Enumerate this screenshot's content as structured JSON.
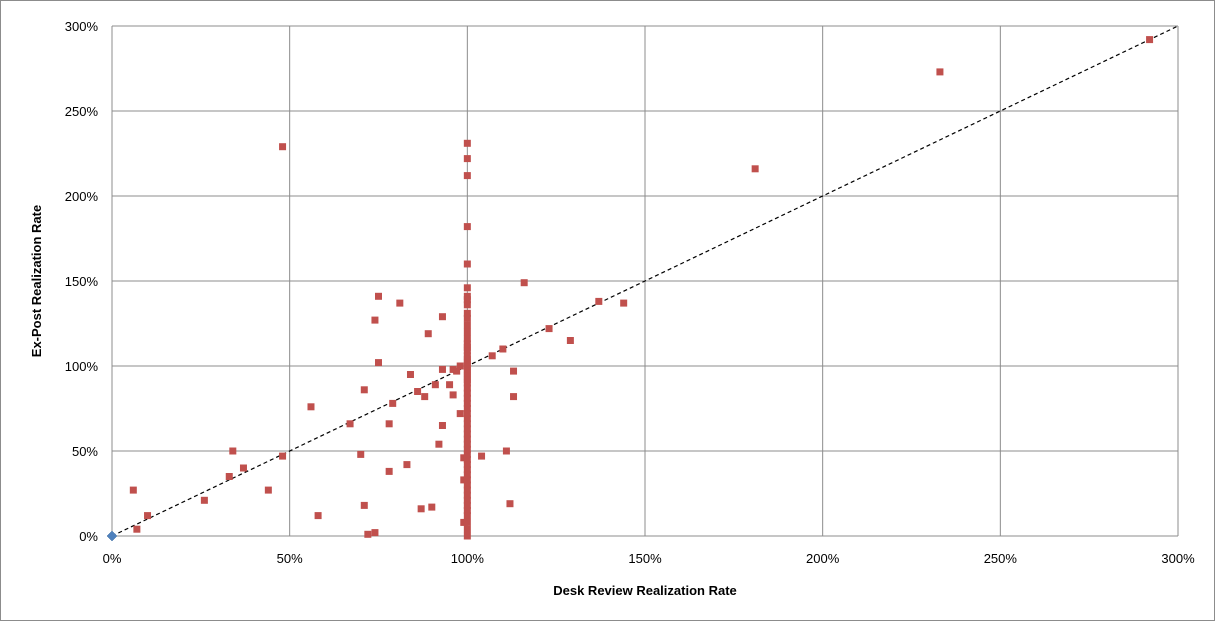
{
  "chart_data": {
    "type": "scatter",
    "title": "",
    "xlabel": "Desk Review Realization  Rate",
    "ylabel": "Ex-Post Realization  Rate",
    "xlim": [
      0,
      300
    ],
    "ylim": [
      0,
      300
    ],
    "x_ticks": [
      0,
      50,
      100,
      150,
      200,
      250,
      300
    ],
    "y_ticks": [
      0,
      50,
      100,
      150,
      200,
      250,
      300
    ],
    "x_tick_labels": [
      "0%",
      "50%",
      "100%",
      "150%",
      "200%",
      "250%",
      "300%"
    ],
    "y_tick_labels": [
      "0%",
      "50%",
      "100%",
      "150%",
      "200%",
      "250%",
      "300%"
    ],
    "grid": true,
    "legend": "none",
    "reference_line": {
      "style": "dashed",
      "color": "#000000",
      "from": [
        0,
        0
      ],
      "to": [
        300,
        300
      ]
    },
    "series": [
      {
        "marker": "square",
        "color": "#c0504d",
        "points": [
          [
            48,
            229
          ],
          [
            100,
            231
          ],
          [
            100,
            222
          ],
          [
            100,
            212
          ],
          [
            100,
            182
          ],
          [
            100,
            160
          ],
          [
            233,
            273
          ],
          [
            292,
            292
          ],
          [
            181,
            216
          ],
          [
            116,
            149
          ],
          [
            75,
            141
          ],
          [
            81,
            137
          ],
          [
            74,
            127
          ],
          [
            93,
            129
          ],
          [
            89,
            119
          ],
          [
            137,
            138
          ],
          [
            144,
            137
          ],
          [
            123,
            122
          ],
          [
            129,
            115
          ],
          [
            110,
            110
          ],
          [
            107,
            106
          ],
          [
            113,
            97
          ],
          [
            113,
            82
          ],
          [
            104,
            47
          ],
          [
            111,
            50
          ],
          [
            112,
            19
          ],
          [
            75,
            102
          ],
          [
            84,
            95
          ],
          [
            91,
            89
          ],
          [
            93,
            98
          ],
          [
            96,
            98
          ],
          [
            95,
            89
          ],
          [
            97,
            97
          ],
          [
            98,
            100
          ],
          [
            96,
            83
          ],
          [
            98,
            72
          ],
          [
            93,
            65
          ],
          [
            92,
            54
          ],
          [
            86,
            85
          ],
          [
            88,
            82
          ],
          [
            79,
            78
          ],
          [
            78,
            66
          ],
          [
            67,
            66
          ],
          [
            71,
            86
          ],
          [
            56,
            76
          ],
          [
            70,
            48
          ],
          [
            78,
            38
          ],
          [
            83,
            42
          ],
          [
            71,
            18
          ],
          [
            58,
            12
          ],
          [
            72,
            1
          ],
          [
            74,
            2
          ],
          [
            87,
            16
          ],
          [
            90,
            17
          ],
          [
            99,
            8
          ],
          [
            99,
            33
          ],
          [
            99,
            46
          ],
          [
            48,
            47
          ],
          [
            44,
            27
          ],
          [
            37,
            40
          ],
          [
            34,
            50
          ],
          [
            33,
            35
          ],
          [
            26,
            21
          ],
          [
            6,
            27
          ],
          [
            10,
            12
          ],
          [
            7,
            4
          ],
          [
            100,
            146
          ],
          [
            100,
            141
          ],
          [
            100,
            139
          ],
          [
            100,
            136
          ],
          [
            100,
            131
          ],
          [
            100,
            128
          ],
          [
            100,
            124
          ],
          [
            100,
            120
          ],
          [
            100,
            116
          ],
          [
            100,
            113
          ],
          [
            100,
            111
          ],
          [
            100,
            109
          ],
          [
            100,
            106
          ],
          [
            100,
            104
          ],
          [
            100,
            102
          ],
          [
            100,
            100
          ],
          [
            100,
            98
          ],
          [
            100,
            96
          ],
          [
            100,
            94
          ],
          [
            100,
            92
          ],
          [
            100,
            90
          ],
          [
            100,
            87
          ],
          [
            100,
            84
          ],
          [
            100,
            81
          ],
          [
            100,
            78
          ],
          [
            100,
            75
          ],
          [
            100,
            72
          ],
          [
            100,
            69
          ],
          [
            100,
            66
          ],
          [
            100,
            63
          ],
          [
            100,
            60
          ],
          [
            100,
            57
          ],
          [
            100,
            54
          ],
          [
            100,
            51
          ],
          [
            100,
            48
          ],
          [
            100,
            45
          ],
          [
            100,
            42
          ],
          [
            100,
            39
          ],
          [
            100,
            36
          ],
          [
            100,
            33
          ],
          [
            100,
            30
          ],
          [
            100,
            27
          ],
          [
            100,
            24
          ],
          [
            100,
            21
          ],
          [
            100,
            18
          ],
          [
            100,
            15
          ],
          [
            100,
            12
          ],
          [
            100,
            8
          ],
          [
            100,
            4
          ],
          [
            100,
            0
          ]
        ]
      },
      {
        "marker": "diamond",
        "color": "#4f81bd",
        "points": [
          [
            0,
            0
          ]
        ]
      }
    ]
  }
}
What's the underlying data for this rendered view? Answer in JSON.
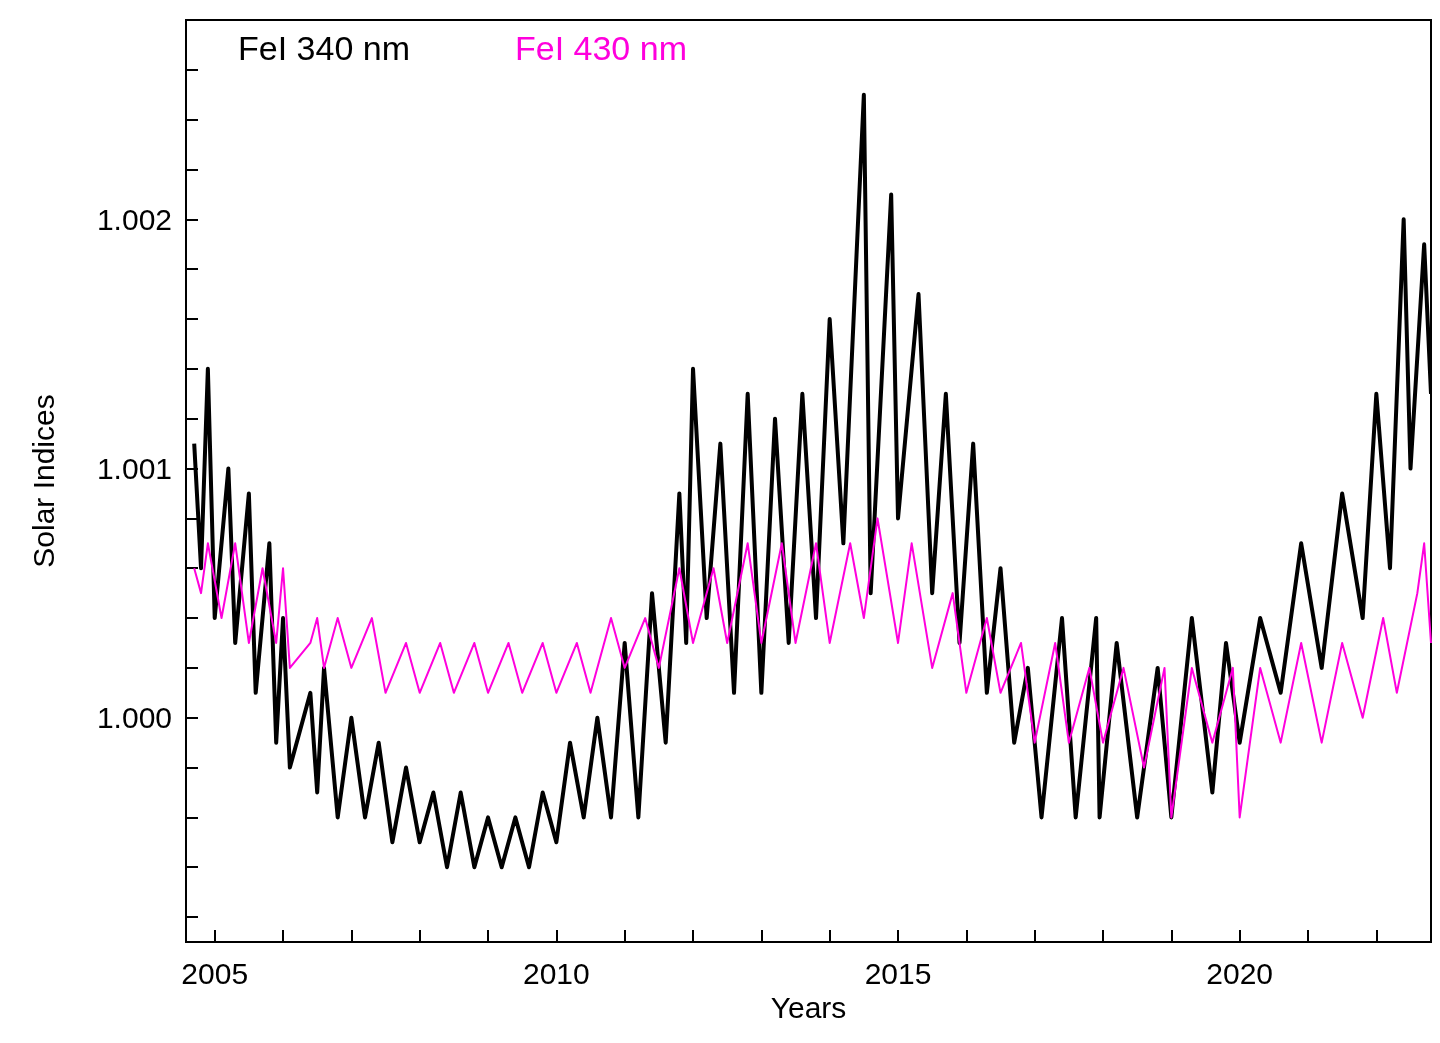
{
  "chart_data": {
    "type": "line",
    "xlabel": "Years",
    "ylabel": "Solar Indices",
    "legend": "top left",
    "grid": false,
    "marker": "none",
    "line_style": "solid",
    "xlim": [
      2004.58,
      2022.8
    ],
    "ylim": [
      0.9991,
      1.0028
    ],
    "xticks": [
      {
        "value": 2005,
        "label": "2005"
      },
      {
        "value": 2006,
        "label": null
      },
      {
        "value": 2007,
        "label": null
      },
      {
        "value": 2008,
        "label": null
      },
      {
        "value": 2009,
        "label": null
      },
      {
        "value": 2010,
        "label": "2010"
      },
      {
        "value": 2011,
        "label": null
      },
      {
        "value": 2012,
        "label": null
      },
      {
        "value": 2013,
        "label": null
      },
      {
        "value": 2014,
        "label": null
      },
      {
        "value": 2015,
        "label": "2015"
      },
      {
        "value": 2016,
        "label": null
      },
      {
        "value": 2017,
        "label": null
      },
      {
        "value": 2018,
        "label": null
      },
      {
        "value": 2019,
        "label": null
      },
      {
        "value": 2020,
        "label": "2020"
      },
      {
        "value": 2021,
        "label": null
      },
      {
        "value": 2022,
        "label": null
      }
    ],
    "yticks": [
      {
        "value": 0.9992,
        "label": null
      },
      {
        "value": 0.9994,
        "label": null
      },
      {
        "value": 0.9996,
        "label": null
      },
      {
        "value": 0.9998,
        "label": null
      },
      {
        "value": 1,
        "label": "1.000"
      },
      {
        "value": 1.0002,
        "label": null
      },
      {
        "value": 1.0004,
        "label": null
      },
      {
        "value": 1.0006,
        "label": null
      },
      {
        "value": 1.0008,
        "label": null
      },
      {
        "value": 1.001,
        "label": "1.001"
      },
      {
        "value": 1.0012,
        "label": null
      },
      {
        "value": 1.0014,
        "label": null
      },
      {
        "value": 1.0016,
        "label": null
      },
      {
        "value": 1.0018,
        "label": null
      },
      {
        "value": 1.002,
        "label": "1.002"
      },
      {
        "value": 1.0022,
        "label": null
      },
      {
        "value": 1.0024,
        "label": null
      },
      {
        "value": 1.0026,
        "label": null
      },
      {
        "value": 1.0028,
        "label": null
      }
    ],
    "series": [
      {
        "name": "FeI 340 nm",
        "color": "#000000",
        "x": [
          2004.7,
          2004.8,
          2004.9,
          2005.0,
          2005.2,
          2005.3,
          2005.5,
          2005.6,
          2005.8,
          2005.9,
          2006.0,
          2006.1,
          2006.4,
          2006.5,
          2006.6,
          2006.8,
          2007.0,
          2007.2,
          2007.4,
          2007.6,
          2007.8,
          2008.0,
          2008.2,
          2008.4,
          2008.6,
          2008.8,
          2009.0,
          2009.2,
          2009.4,
          2009.6,
          2009.8,
          2010.0,
          2010.2,
          2010.4,
          2010.6,
          2010.8,
          2011.0,
          2011.2,
          2011.4,
          2011.6,
          2011.8,
          2011.9,
          2012.0,
          2012.2,
          2012.4,
          2012.6,
          2012.8,
          2013.0,
          2013.2,
          2013.4,
          2013.6,
          2013.8,
          2014.0,
          2014.2,
          2014.5,
          2014.6,
          2014.9,
          2015.0,
          2015.3,
          2015.5,
          2015.7,
          2015.9,
          2016.1,
          2016.3,
          2016.5,
          2016.7,
          2016.9,
          2017.1,
          2017.4,
          2017.6,
          2017.9,
          2017.95,
          2018.2,
          2018.5,
          2018.8,
          2019.0,
          2019.3,
          2019.6,
          2019.8,
          2020.0,
          2020.3,
          2020.6,
          2020.9,
          2021.2,
          2021.5,
          2021.8,
          2022.0,
          2022.2,
          2022.4,
          2022.5,
          2022.7,
          2022.8
        ],
        "values": [
          1.0011,
          1.0006,
          1.0014,
          1.0004,
          1.001,
          1.0003,
          1.0009,
          1.0001,
          1.0007,
          0.9999,
          1.0004,
          0.9998,
          1.0001,
          0.9997,
          1.0002,
          0.9996,
          1.0,
          0.9996,
          0.9999,
          0.9995,
          0.9998,
          0.9995,
          0.9997,
          0.9994,
          0.9997,
          0.9994,
          0.9996,
          0.9994,
          0.9996,
          0.9994,
          0.9997,
          0.9995,
          0.9999,
          0.9996,
          1.0,
          0.9996,
          1.0003,
          0.9996,
          1.0005,
          0.9999,
          1.0009,
          1.0003,
          1.0014,
          1.0004,
          1.0011,
          1.0001,
          1.0013,
          1.0001,
          1.0012,
          1.0003,
          1.0013,
          1.0004,
          1.0016,
          1.0007,
          1.0025,
          1.0005,
          1.0021,
          1.0008,
          1.0017,
          1.0005,
          1.0013,
          1.0003,
          1.0011,
          1.0001,
          1.0006,
          0.9999,
          1.0002,
          0.9996,
          1.0004,
          0.9996,
          1.0004,
          0.9996,
          1.0003,
          0.9996,
          1.0002,
          0.9996,
          1.0004,
          0.9997,
          1.0003,
          0.9999,
          1.0004,
          1.0001,
          1.0007,
          1.0002,
          1.0009,
          1.0004,
          1.0013,
          1.0006,
          1.002,
          1.001,
          1.0019,
          1.0013
        ]
      },
      {
        "name": "FeI 430 nm",
        "color": "#ff00dd",
        "x": [
          2004.7,
          2004.8,
          2004.9,
          2005.1,
          2005.3,
          2005.5,
          2005.7,
          2005.9,
          2006.0,
          2006.1,
          2006.4,
          2006.5,
          2006.6,
          2006.8,
          2007.0,
          2007.3,
          2007.5,
          2007.8,
          2008.0,
          2008.3,
          2008.5,
          2008.8,
          2009.0,
          2009.3,
          2009.5,
          2009.8,
          2010.0,
          2010.3,
          2010.5,
          2010.8,
          2011.0,
          2011.3,
          2011.5,
          2011.8,
          2012.0,
          2012.3,
          2012.5,
          2012.8,
          2013.0,
          2013.3,
          2013.5,
          2013.8,
          2014.0,
          2014.3,
          2014.5,
          2014.7,
          2015.0,
          2015.2,
          2015.5,
          2015.8,
          2016.0,
          2016.3,
          2016.5,
          2016.8,
          2017.0,
          2017.3,
          2017.5,
          2017.8,
          2018.0,
          2018.3,
          2018.6,
          2018.9,
          2019.0,
          2019.3,
          2019.6,
          2019.9,
          2020.0,
          2020.3,
          2020.6,
          2020.9,
          2021.2,
          2021.5,
          2021.8,
          2022.1,
          2022.3,
          2022.6,
          2022.7,
          2022.8
        ],
        "values": [
          1.0006,
          1.0005,
          1.0007,
          1.0004,
          1.0007,
          1.0003,
          1.0006,
          1.0003,
          1.0006,
          1.0002,
          1.0003,
          1.0004,
          1.0002,
          1.0004,
          1.0002,
          1.0004,
          1.0001,
          1.0003,
          1.0001,
          1.0003,
          1.0001,
          1.0003,
          1.0001,
          1.0003,
          1.0001,
          1.0003,
          1.0001,
          1.0003,
          1.0001,
          1.0004,
          1.0002,
          1.0004,
          1.0002,
          1.0006,
          1.0003,
          1.0006,
          1.0003,
          1.0007,
          1.0003,
          1.0007,
          1.0003,
          1.0007,
          1.0003,
          1.0007,
          1.0004,
          1.0008,
          1.0003,
          1.0007,
          1.0002,
          1.0005,
          1.0001,
          1.0004,
          1.0001,
          1.0003,
          0.9999,
          1.0003,
          0.9999,
          1.0002,
          0.9999,
          1.0002,
          0.9998,
          1.0002,
          0.9996,
          1.0002,
          0.9999,
          1.0002,
          0.9996,
          1.0002,
          0.9999,
          1.0003,
          0.9999,
          1.0003,
          1.0,
          1.0004,
          1.0001,
          1.0005,
          1.0007,
          1.0003
        ]
      }
    ]
  }
}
============================================================
* CHALLENGE: Filter the entries above down to the lines containing the word "this".

* WRITTEN SOLUTION:
Enumerate this screenshot's content as structured JSON.
What's the underlying data for this rendered view? Answer in JSON.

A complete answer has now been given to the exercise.